Short exercise 1 →
Express the part of the entries below that opens with their first line and closes with the line containing "y-tick-label: Geopolitical risks" as a JSON list of strings, one string per line, leaving out blank lines.

Why is it that those who attended military academies would not consult books when they were fighting? During five months at the Whampoa Military Academy, cadets became regular officers for four months. The cadets underwent some training, did some drill, and then graduated. Comrade Lin Piao said that when he came out to be a company commander, he did not know how to fight. A squad leader was experienced, and so he listened to him. After fighting a few battles, one becomes adept. I won’t believe that one will be able to fight after studying. Can an intellectual fight after a few years of reading? Not being able to fight is reasonable, and one will know how after a few years of fighting. Haven’t our work teams also offered some ideas? (Liu X X: The poor and lower-middle peasants have plenty of ideas, and though we also offered some, primarily they are their ideas.) It is necessary to listen to them, to the masses, and to the poor and lower-middle peasants. What we must do is mobilize the masses to revolt against the corrupt and speculative elements. It is important to get the arch wrongdoers, the lesser ones should be left alone. (Liu: One is to mobilize the masses; the other is that after the masses have been mobilized to a certain degree, the work team should control the temperature, and be adept at observing the situation, deciding when to attack and when to retreat.) It is like in a strike: when to strike and when to resume work. The same is true in battle. You must decide whether to attack or to retreat. Won’t you retreat if the situation becomes impossible? Sometimes, both sides have to retreat. When we were attacking Kao-hsing-yu, Chiang and Ts’ai retreated towards Kanchou while we retreated into the mountainous ravines, each on his own.

(Asking Ch’en Po-ta) How big a rally was held at Tientsin? (Ch’en’s answer deleted.) Impossible. Terrible! Such a waste of time. Better not to have held it! (Ch’en’s rejoinder omitted) So many work teams for 1,000 odd households, and the work could not be developed because there were too many people. It is impossible to engage in a human sea tactic. Where there are some 1,000 households, you can develop the movement by relying on 700 or 800 of them, and one Ch’en Po-ta would be enough. If you feel that there aren’t enough men, you can bring another fellow. What you do is nothing more than to announce: My name is Ch’en Po-ta and I won’t visit your honorable place if there is no business. If there is, a meeting should be held. Most of the people are innocent, and only a few are guilty. Let’s rely on the majority!

Excerpted records →
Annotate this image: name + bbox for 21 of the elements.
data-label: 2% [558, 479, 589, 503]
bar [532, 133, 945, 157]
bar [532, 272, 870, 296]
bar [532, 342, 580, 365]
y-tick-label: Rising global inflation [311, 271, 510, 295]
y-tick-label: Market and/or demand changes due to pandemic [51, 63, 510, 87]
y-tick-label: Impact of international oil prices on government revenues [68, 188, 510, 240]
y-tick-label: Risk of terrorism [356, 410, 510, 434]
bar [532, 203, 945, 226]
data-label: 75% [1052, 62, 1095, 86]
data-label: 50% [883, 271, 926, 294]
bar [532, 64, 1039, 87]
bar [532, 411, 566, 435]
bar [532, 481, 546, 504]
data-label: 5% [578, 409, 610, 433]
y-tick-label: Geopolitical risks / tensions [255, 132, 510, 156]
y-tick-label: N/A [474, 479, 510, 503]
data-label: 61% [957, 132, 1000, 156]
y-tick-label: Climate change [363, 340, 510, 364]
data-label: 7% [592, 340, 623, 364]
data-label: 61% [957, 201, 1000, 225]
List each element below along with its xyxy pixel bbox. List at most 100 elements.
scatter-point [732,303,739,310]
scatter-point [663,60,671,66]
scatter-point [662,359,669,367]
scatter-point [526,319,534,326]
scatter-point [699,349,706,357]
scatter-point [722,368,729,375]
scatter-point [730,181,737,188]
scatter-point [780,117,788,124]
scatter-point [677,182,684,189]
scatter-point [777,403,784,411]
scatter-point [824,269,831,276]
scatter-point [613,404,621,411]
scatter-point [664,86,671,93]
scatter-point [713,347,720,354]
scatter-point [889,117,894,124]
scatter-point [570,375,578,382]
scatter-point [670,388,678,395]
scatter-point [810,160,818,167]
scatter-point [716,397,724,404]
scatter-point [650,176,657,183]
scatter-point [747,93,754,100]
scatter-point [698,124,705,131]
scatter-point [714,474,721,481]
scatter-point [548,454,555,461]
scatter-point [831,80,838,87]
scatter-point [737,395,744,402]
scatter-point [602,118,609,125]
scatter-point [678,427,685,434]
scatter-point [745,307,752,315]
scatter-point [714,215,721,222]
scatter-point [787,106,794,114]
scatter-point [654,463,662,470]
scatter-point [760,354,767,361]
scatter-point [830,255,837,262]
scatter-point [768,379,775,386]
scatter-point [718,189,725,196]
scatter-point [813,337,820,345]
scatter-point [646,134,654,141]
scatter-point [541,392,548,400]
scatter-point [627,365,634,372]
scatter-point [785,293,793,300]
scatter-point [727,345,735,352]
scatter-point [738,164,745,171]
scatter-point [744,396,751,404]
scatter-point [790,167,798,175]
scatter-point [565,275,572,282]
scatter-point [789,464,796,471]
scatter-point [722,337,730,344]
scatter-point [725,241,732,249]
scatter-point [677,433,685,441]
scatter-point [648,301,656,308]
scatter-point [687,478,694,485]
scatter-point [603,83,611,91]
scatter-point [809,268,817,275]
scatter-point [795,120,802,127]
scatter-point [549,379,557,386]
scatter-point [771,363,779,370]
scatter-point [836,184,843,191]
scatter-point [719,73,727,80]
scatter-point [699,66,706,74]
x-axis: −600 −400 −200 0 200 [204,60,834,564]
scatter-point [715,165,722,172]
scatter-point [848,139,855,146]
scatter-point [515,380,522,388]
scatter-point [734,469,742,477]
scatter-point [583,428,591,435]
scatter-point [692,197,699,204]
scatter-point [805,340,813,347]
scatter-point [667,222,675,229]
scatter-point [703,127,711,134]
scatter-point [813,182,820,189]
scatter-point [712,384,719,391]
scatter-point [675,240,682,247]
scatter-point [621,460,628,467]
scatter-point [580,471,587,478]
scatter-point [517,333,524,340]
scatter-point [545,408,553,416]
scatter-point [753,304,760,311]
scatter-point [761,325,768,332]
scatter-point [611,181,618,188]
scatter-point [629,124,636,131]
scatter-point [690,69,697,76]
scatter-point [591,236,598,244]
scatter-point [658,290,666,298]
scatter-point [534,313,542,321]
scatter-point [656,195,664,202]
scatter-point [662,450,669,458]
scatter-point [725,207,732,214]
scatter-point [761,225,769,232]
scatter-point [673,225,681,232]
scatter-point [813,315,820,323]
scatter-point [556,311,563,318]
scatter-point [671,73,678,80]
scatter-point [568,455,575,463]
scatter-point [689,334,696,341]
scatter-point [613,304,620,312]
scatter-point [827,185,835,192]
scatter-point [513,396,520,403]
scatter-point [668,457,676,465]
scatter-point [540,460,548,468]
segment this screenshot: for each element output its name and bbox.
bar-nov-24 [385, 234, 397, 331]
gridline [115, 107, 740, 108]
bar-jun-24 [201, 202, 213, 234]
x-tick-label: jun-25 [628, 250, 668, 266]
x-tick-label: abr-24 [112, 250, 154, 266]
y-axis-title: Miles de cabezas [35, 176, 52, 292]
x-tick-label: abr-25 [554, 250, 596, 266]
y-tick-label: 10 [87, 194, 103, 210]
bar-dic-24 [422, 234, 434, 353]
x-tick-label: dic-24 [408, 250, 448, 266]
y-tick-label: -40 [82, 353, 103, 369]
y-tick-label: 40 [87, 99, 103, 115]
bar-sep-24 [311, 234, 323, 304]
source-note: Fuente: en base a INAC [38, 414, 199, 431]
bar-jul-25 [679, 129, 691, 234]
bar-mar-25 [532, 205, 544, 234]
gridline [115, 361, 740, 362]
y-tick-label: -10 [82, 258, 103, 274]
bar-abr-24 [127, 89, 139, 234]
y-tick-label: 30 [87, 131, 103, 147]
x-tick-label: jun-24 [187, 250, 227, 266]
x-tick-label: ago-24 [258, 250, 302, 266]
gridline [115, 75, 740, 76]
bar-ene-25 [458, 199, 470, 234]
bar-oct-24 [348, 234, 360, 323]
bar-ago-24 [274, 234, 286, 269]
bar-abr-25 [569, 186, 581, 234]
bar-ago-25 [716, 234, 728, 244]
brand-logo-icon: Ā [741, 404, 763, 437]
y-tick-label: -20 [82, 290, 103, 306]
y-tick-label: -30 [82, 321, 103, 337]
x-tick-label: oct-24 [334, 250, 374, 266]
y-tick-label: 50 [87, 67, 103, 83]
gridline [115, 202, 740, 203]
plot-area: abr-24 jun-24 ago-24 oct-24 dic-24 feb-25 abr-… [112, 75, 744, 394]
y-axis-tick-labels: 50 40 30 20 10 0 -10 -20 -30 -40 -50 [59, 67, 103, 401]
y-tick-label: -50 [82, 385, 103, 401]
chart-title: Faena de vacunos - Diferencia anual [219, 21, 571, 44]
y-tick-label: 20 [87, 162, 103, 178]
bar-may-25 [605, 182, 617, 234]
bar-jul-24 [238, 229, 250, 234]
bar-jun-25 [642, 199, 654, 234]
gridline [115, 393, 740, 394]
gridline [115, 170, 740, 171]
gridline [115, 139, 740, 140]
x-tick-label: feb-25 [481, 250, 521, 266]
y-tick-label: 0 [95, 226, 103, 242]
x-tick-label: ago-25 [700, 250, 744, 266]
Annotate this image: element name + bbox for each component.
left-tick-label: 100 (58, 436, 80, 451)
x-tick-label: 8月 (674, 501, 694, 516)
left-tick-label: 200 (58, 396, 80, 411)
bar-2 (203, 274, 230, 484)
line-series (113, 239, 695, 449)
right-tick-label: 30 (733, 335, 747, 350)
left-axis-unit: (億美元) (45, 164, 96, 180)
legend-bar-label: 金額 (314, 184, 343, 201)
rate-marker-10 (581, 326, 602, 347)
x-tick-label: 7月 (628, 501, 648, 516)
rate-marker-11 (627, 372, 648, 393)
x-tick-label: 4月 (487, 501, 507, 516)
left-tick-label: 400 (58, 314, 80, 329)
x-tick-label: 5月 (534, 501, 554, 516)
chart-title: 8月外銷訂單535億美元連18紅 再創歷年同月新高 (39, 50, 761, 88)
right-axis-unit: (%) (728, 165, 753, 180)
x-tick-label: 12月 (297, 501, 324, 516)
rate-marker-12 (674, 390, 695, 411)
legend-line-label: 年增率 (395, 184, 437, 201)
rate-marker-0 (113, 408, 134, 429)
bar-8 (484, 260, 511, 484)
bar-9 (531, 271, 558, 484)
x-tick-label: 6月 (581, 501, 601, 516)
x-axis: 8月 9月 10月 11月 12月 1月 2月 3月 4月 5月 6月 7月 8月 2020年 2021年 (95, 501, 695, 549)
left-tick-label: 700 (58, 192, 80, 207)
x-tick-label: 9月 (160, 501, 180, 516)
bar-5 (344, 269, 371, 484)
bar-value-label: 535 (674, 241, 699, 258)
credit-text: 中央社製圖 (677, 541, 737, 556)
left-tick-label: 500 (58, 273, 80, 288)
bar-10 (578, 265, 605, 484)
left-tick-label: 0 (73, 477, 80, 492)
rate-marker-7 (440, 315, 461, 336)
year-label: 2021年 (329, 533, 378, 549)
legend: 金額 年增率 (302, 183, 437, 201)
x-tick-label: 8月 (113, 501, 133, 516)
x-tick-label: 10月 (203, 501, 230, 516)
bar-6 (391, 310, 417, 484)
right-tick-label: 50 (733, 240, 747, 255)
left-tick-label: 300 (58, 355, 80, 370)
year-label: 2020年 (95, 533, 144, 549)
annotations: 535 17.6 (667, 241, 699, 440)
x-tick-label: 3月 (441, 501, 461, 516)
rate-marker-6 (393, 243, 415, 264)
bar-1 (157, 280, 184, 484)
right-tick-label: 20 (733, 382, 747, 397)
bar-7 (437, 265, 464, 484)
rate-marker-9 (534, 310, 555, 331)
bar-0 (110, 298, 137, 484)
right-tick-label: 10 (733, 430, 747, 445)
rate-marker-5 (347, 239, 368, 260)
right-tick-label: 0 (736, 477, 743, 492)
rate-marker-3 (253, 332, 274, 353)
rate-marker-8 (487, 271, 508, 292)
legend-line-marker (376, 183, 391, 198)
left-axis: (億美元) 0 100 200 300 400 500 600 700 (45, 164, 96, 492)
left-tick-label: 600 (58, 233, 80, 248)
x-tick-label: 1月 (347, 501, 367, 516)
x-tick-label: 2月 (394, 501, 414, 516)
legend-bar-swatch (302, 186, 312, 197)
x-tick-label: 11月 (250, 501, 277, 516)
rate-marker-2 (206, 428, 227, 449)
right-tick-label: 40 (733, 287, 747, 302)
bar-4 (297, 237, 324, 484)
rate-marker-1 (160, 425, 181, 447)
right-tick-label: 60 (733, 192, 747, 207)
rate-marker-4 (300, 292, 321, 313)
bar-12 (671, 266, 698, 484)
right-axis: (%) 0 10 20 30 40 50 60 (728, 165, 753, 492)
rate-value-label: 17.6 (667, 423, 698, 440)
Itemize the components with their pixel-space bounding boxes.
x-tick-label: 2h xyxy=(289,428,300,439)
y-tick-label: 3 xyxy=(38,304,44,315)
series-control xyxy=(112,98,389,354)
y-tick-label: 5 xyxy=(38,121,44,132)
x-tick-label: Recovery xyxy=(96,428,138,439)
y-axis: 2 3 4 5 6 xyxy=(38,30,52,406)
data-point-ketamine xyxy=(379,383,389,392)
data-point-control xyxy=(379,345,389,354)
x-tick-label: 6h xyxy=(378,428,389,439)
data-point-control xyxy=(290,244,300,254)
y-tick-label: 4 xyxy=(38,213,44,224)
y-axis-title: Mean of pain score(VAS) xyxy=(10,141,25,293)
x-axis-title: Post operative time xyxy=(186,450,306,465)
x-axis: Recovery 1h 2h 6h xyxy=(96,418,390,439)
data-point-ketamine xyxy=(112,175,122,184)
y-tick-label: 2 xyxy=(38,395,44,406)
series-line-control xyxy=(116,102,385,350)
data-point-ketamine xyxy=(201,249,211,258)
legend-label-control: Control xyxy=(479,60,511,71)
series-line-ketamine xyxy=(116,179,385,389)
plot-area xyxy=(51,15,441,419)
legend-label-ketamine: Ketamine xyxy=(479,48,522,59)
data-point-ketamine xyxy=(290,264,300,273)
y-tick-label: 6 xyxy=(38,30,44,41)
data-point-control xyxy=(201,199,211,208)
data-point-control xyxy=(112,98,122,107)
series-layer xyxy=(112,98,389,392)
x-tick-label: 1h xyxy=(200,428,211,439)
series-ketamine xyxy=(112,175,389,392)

Short exercise 2 →
Retype, word for word, the part of the talk on fighting and work teams above that opens with the words "(Asking Ch’en Po-ta)" and closes with "on the majority!".

Finished answer 1 →
[
  "Annotate this image: name + bbox for 21 of the elements.",
  "data-label: 2% [558, 479, 589, 503]",
  "bar [532, 133, 945, 157]",
  "bar [532, 272, 870, 296]",
  "bar [532, 342, 580, 365]",
  "y-tick-label: Rising global inflation [311, 271, 510, 295]",
  "y-tick-label: Market and/or demand changes due to pandemic [51, 63, 510, 87]",
  "y-tick-label: Impact of international oil prices on government revenues [68, 188, 510, 240]",
  "y-tick-label: Risk of terrorism [356, 410, 510, 434]",
  "bar [532, 203, 945, 226]",
  "data-label: 75% [1052, 62, 1095, 86]",
  "data-label: 50% [883, 271, 926, 294]",
  "bar [532, 64, 1039, 87]",
  "bar [532, 411, 566, 435]",
  "bar [532, 481, 546, 504]",
  "data-label: 5% [578, 409, 610, 433]",
  "y-tick-label: Geopolitical risks / tensions [255, 132, 510, 156]"
]

Finished answer 2 →
(Asking Ch’en Po-ta) How big a rally was held at Tientsin? (Ch’en’s answer deleted.) Impossible. Terrible! Such a waste of time. Better not to have held it! (Ch’en’s rejoinder omitted) So many work teams for 1,000 odd households, and the work could not be developed because there were too many people. It is impossible to engage in a human sea tactic. Where there are some 1,000 households, you can develop the movement by relying on 700 or 800 of them, and one Ch’en Po-ta would be enough. If you feel that there aren’t enough men, you can bring another fellow. What you do is nothing more than to announce: My name is Ch’en Po-ta and I won’t visit your honorable place if there is no business. If there is, a meeting should be held. Most of the people are innocent, and only a few are guilty. Let’s rely on the majority!